What you should do ▸ Go through the data below line by line and count those containing the word "this". Reply with the count only.

--- Begin Working data ---

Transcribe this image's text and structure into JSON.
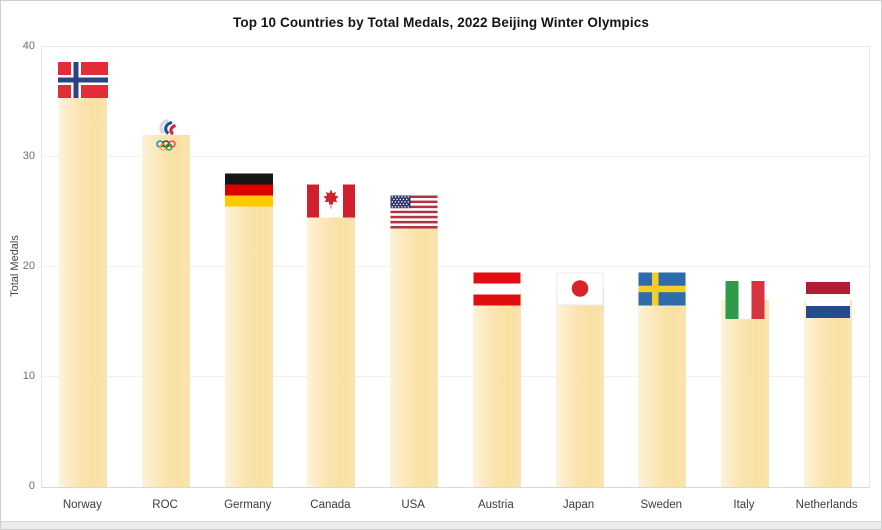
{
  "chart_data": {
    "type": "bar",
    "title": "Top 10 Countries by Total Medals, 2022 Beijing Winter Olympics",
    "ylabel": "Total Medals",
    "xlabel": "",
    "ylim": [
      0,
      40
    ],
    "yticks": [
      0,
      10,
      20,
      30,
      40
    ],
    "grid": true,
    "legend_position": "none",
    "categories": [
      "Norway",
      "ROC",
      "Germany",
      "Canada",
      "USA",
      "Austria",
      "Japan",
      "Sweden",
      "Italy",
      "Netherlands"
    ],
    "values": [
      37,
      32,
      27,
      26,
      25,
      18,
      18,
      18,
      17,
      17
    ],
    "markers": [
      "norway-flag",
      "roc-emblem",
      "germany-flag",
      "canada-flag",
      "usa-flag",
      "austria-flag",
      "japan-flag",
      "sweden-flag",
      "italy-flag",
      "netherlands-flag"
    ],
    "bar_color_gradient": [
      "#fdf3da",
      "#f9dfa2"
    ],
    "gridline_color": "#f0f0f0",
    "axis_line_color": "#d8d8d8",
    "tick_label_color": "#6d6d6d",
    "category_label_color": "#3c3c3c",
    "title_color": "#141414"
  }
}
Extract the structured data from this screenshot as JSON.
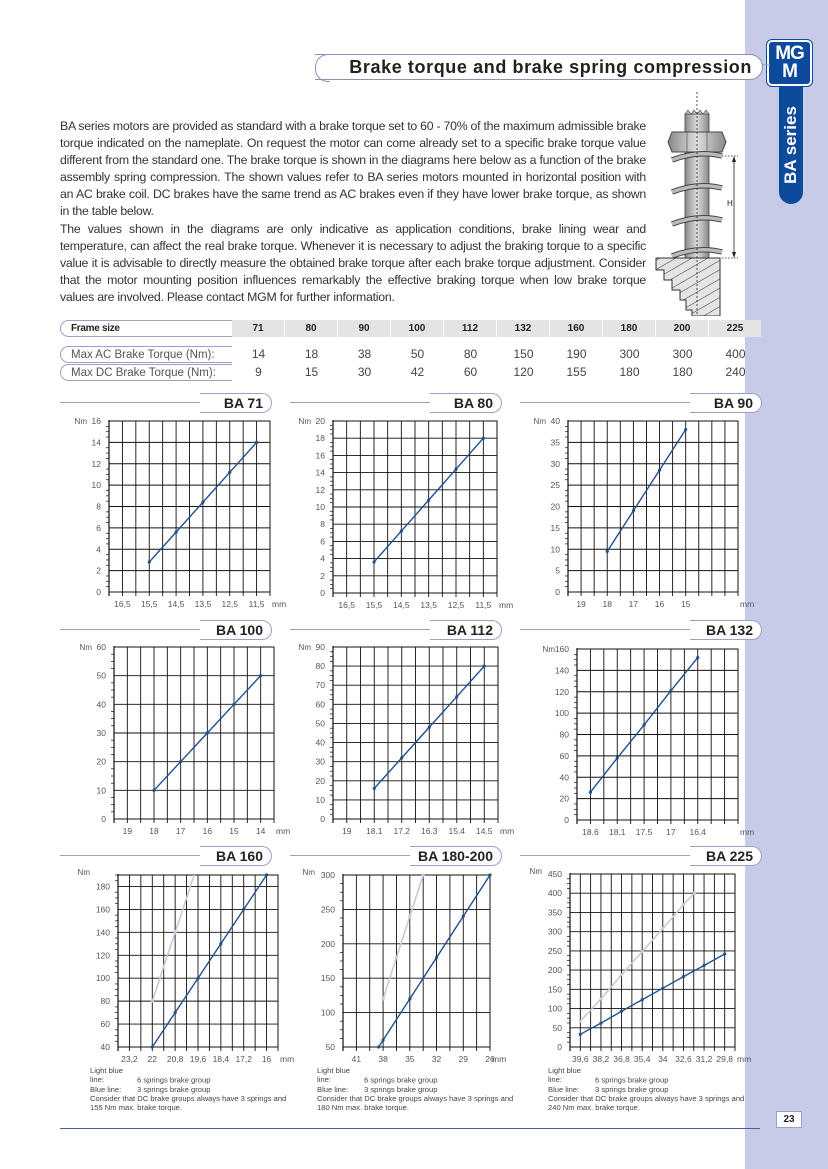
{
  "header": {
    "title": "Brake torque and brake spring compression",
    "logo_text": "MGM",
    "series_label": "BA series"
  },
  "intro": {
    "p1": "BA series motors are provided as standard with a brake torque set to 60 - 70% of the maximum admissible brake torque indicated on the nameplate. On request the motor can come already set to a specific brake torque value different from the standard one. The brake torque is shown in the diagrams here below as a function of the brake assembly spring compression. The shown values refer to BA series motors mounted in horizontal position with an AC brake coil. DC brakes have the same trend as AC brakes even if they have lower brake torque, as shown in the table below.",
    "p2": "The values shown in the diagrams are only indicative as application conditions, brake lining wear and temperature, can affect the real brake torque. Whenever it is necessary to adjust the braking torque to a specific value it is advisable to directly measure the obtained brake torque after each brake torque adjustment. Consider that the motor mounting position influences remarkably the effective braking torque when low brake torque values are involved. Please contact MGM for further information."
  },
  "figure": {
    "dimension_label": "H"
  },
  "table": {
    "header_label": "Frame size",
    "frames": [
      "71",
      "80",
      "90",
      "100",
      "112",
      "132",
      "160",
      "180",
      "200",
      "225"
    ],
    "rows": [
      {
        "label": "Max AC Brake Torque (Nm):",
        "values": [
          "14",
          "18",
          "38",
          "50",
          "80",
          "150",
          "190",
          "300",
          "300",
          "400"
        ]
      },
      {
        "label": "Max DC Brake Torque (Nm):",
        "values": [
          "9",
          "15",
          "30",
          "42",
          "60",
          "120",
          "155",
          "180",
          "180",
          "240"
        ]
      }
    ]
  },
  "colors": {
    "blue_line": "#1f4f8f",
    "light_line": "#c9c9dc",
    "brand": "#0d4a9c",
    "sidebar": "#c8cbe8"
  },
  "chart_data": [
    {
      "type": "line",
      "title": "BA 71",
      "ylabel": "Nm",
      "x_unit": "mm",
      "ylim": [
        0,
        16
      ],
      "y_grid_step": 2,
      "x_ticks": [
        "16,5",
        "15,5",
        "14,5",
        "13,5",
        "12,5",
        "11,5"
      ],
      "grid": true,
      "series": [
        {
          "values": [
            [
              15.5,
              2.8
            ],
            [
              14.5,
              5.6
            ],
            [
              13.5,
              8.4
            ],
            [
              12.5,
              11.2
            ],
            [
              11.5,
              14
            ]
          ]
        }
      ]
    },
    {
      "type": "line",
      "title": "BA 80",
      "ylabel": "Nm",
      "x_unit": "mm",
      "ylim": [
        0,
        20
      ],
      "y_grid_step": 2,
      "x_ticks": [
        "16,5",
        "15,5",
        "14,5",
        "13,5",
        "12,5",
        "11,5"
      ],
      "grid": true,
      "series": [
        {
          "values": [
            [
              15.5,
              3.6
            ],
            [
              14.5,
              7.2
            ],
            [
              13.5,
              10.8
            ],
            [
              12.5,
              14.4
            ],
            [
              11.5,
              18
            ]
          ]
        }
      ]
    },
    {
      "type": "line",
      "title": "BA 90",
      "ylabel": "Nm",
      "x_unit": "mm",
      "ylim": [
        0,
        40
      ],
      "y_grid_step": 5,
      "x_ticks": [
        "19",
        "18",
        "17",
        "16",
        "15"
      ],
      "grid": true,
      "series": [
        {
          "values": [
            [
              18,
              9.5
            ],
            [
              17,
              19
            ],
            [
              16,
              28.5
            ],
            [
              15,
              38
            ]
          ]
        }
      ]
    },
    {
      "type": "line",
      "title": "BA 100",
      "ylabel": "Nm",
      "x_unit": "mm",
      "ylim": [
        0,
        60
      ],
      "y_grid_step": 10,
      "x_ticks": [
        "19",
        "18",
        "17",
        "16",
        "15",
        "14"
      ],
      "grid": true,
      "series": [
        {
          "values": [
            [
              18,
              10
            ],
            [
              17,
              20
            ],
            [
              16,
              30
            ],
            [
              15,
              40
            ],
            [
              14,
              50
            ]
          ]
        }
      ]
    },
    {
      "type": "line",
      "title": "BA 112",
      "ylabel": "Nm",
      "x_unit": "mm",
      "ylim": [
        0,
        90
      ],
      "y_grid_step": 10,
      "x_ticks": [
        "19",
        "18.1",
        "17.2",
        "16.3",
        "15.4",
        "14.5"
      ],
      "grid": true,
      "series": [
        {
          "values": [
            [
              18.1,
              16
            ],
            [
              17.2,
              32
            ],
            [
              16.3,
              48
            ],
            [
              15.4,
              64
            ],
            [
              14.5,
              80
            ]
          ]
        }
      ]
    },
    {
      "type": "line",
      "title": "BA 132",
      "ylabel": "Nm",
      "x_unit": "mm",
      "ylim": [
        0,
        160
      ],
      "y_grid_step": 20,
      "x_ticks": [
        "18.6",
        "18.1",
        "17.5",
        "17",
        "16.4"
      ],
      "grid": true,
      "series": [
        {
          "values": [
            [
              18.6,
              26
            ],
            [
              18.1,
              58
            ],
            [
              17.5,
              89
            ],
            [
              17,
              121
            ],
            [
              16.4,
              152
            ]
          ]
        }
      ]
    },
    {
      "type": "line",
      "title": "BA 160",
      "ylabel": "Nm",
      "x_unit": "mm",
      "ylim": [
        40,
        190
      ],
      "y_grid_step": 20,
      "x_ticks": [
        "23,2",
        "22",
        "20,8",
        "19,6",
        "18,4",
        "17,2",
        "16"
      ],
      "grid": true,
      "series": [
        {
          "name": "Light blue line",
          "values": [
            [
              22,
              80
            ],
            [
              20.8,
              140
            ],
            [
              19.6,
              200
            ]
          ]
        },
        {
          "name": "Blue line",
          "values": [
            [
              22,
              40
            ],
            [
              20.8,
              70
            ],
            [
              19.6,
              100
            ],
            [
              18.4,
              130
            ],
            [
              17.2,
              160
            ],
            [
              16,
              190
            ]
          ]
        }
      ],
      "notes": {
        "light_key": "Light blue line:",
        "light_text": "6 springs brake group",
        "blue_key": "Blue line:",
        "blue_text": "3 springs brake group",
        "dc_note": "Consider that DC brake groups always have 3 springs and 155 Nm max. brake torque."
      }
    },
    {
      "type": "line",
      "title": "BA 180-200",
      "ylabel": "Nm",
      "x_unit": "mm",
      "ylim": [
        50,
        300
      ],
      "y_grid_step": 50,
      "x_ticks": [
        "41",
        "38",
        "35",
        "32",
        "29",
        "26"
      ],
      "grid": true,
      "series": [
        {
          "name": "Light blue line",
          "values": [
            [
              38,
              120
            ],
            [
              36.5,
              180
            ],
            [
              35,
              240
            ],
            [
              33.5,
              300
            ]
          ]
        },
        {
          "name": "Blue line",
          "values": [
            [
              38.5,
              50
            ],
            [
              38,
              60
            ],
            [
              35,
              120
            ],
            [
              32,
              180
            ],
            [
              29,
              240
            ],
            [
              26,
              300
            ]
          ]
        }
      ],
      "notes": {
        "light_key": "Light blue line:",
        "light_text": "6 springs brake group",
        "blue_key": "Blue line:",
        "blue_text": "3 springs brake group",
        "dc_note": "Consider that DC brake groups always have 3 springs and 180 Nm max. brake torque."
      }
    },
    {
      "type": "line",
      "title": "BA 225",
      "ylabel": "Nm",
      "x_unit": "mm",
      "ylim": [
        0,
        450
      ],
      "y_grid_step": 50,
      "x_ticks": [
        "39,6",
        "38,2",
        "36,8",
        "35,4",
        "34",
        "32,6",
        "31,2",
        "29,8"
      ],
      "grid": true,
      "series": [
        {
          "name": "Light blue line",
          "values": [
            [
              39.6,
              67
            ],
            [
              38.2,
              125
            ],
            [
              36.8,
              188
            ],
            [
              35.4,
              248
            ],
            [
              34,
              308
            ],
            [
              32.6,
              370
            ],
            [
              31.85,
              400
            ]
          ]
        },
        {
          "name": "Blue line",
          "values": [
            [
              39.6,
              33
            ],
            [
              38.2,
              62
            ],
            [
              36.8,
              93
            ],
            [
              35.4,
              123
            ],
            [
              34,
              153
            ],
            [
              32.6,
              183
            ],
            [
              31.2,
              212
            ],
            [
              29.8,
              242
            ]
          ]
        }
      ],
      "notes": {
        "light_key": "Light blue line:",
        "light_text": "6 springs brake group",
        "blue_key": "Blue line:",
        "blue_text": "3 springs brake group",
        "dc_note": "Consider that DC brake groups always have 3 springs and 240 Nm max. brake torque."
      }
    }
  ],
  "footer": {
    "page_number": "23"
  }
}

--- End Working data ---

Task answer ▸ 2